• [BRIEF]: Return the records exactly as they are.

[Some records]

[BEGIN]

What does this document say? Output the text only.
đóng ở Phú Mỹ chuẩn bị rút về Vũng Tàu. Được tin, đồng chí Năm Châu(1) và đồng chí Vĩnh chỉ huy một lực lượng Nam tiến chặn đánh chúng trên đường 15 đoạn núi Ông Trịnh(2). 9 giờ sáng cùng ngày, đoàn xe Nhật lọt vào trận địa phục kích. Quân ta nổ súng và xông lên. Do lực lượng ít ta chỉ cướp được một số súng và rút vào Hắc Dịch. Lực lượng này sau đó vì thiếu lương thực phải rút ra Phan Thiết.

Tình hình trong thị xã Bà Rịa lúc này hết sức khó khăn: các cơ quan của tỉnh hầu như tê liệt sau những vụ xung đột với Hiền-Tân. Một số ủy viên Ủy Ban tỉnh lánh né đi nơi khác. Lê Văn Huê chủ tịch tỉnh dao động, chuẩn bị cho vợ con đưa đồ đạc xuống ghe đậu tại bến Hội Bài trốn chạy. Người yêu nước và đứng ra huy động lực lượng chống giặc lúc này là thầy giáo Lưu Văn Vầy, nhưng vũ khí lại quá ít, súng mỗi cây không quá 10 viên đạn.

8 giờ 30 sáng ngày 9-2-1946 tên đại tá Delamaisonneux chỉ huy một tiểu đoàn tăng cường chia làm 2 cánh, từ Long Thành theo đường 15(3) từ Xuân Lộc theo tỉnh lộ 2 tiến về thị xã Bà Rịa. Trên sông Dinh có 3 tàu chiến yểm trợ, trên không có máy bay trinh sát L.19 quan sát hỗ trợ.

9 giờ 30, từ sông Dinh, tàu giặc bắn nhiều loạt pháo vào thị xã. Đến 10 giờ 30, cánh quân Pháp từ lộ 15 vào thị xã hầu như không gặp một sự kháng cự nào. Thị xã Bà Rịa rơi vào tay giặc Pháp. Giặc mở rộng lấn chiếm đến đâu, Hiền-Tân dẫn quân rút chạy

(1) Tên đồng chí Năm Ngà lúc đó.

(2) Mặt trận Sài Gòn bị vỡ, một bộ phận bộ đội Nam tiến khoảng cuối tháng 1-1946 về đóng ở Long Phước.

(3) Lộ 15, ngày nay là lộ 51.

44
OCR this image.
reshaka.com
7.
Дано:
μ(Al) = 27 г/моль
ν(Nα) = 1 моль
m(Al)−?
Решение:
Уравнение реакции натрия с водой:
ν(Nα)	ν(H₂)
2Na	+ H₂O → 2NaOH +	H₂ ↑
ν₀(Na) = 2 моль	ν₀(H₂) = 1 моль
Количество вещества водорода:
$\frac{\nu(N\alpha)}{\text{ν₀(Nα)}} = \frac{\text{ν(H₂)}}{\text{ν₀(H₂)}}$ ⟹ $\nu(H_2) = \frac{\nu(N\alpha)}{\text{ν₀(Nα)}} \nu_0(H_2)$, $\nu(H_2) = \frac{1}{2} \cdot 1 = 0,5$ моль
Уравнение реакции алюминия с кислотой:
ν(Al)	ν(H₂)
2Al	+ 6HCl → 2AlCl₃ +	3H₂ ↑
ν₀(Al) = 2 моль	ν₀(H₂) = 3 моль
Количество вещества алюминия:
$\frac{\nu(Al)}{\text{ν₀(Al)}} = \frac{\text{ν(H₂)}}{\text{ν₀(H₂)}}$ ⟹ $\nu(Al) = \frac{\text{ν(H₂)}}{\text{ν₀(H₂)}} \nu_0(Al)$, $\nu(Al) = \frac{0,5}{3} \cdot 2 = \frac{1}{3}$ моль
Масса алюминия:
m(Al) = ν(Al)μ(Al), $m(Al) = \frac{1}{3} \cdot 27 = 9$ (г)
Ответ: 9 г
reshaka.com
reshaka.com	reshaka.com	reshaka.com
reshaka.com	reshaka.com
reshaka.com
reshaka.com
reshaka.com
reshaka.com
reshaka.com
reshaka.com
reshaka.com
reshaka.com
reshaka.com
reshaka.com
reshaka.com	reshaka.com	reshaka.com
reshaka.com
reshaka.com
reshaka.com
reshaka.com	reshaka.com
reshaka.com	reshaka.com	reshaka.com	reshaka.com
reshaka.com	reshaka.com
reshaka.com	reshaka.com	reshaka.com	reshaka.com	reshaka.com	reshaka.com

[END]

• [SOLUTION FOR THIS TASK]:
What does this document say? Output the text only.
đóng ở Phú Mỹ chuẩn bị rút về Vũng Tàu. Được tin, đồng chí Năm Châu(1) và đồng chí Vĩnh chỉ huy một lực lượng Nam tiến chặn đánh chúng trên đường 15 đoạn núi Ông Trịnh(2). 9 giờ sáng cùng ngày, đoàn xe Nhật lọt vào trận địa phục kích. Quân ta nổ súng và xông lên. Do lực lượng ít ta chỉ cướp được một số súng và rút vào Hắc Dịch. Lực lượng này sau đó vì thiếu lương thực phải rút ra Phan Thiết.

Tình hình trong thị xã Bà Rịa lúc này hết sức khó khăn: các cơ quan của tỉnh hầu như tê liệt sau những vụ xung đột với Hiền-Tân. Một số ủy viên Ủy Ban tỉnh lánh né đi nơi khác. Lê Văn Huê chủ tịch tỉnh dao động, chuẩn bị cho vợ con đưa đồ đạc xuống ghe đậu tại bến Hội Bài trốn chạy. Người yêu nước và đứng ra huy động lực lượng chống giặc lúc này là thầy giáo Lưu Văn Vầy, nhưng vũ khí lại quá ít, súng mỗi cây không quá 10 viên đạn.

8 giờ 30 sáng ngày 9-2-1946 tên đại tá Delamaisonneux chỉ huy một tiểu đoàn tăng cường chia làm 2 cánh, từ Long Thành theo đường 15(3) từ Xuân Lộc theo tỉnh lộ 2 tiến về thị xã Bà Rịa. Trên sông Dinh có 3 tàu chiến yểm trợ, trên không có máy bay trinh sát L.19 quan sát hỗ trợ.

9 giờ 30, từ sông Dinh, tàu giặc bắn nhiều loạt pháo vào thị xã. Đến 10 giờ 30, cánh quân Pháp từ lộ 15 vào thị xã hầu như không gặp một sự kháng cự nào. Thị xã Bà Rịa rơi vào tay giặc Pháp. Giặc mở rộng lấn chiếm đến đâu, Hiền-Tân dẫn quân rút chạy

(1) Tên đồng chí Năm Ngà lúc đó.

(2) Mặt trận Sài Gòn bị vỡ, một bộ phận bộ đội Nam tiến khoảng cuối tháng 1-1946 về đóng ở Long Phước.

(3) Lộ 15, ngày nay là lộ 51.

44
OCR this image.
reshaka.com
7.
Дано:
μ(Al) = 27 г/моль
ν(Nα) = 1 моль
m(Al)−?
Решение:
Уравнение реакции натрия с водой:
ν(Nα)	ν(H₂)
2Na	+ H₂O → 2NaOH +	H₂ ↑
ν₀(Na) = 2 моль	ν₀(H₂) = 1 моль
Количество вещества водорода:
$\frac{\nu(N\alpha)}{\text{ν₀(Nα)}} = \frac{\text{ν(H₂)}}{\text{ν₀(H₂)}}$ ⟹ $\nu(H_2) = \frac{\nu(N\alpha)}{\text{ν₀(Nα)}} \nu_0(H_2)$, $\nu(H_2) = \frac{1}{2} \cdot 1 = 0,5$ моль
Уравнение реакции алюминия с кислотой:
ν(Al)	ν(H₂)
2Al	+ 6HCl → 2AlCl₃ +	3H₂ ↑
ν₀(Al) = 2 моль	ν₀(H₂) = 3 моль
Количество вещества алюминия:
$\frac{\nu(Al)}{\text{ν₀(Al)}} = \frac{\text{ν(H₂)}}{\text{ν₀(H₂)}}$ ⟹ $\nu(Al) = \frac{\text{ν(H₂)}}{\text{ν₀(H₂)}} \nu_0(Al)$, $\nu(Al) = \frac{0,5}{3} \cdot 2 = \frac{1}{3}$ моль
Масса алюминия:
m(Al) = ν(Al)μ(Al), $m(Al) = \frac{1}{3} \cdot 27 = 9$ (г)
Ответ: 9 г
reshaka.com
reshaka.com	reshaka.com	reshaka.com
reshaka.com	reshaka.com
reshaka.com
reshaka.com
reshaka.com
reshaka.com
reshaka.com
reshaka.com
reshaka.com
reshaka.com
reshaka.com
reshaka.com
reshaka.com	reshaka.com	reshaka.com
reshaka.com
reshaka.com
reshaka.com
reshaka.com	reshaka.com
reshaka.com	reshaka.com	reshaka.com	reshaka.com
reshaka.com	reshaka.com
reshaka.com	reshaka.com	reshaka.com	reshaka.com	reshaka.com	reshaka.com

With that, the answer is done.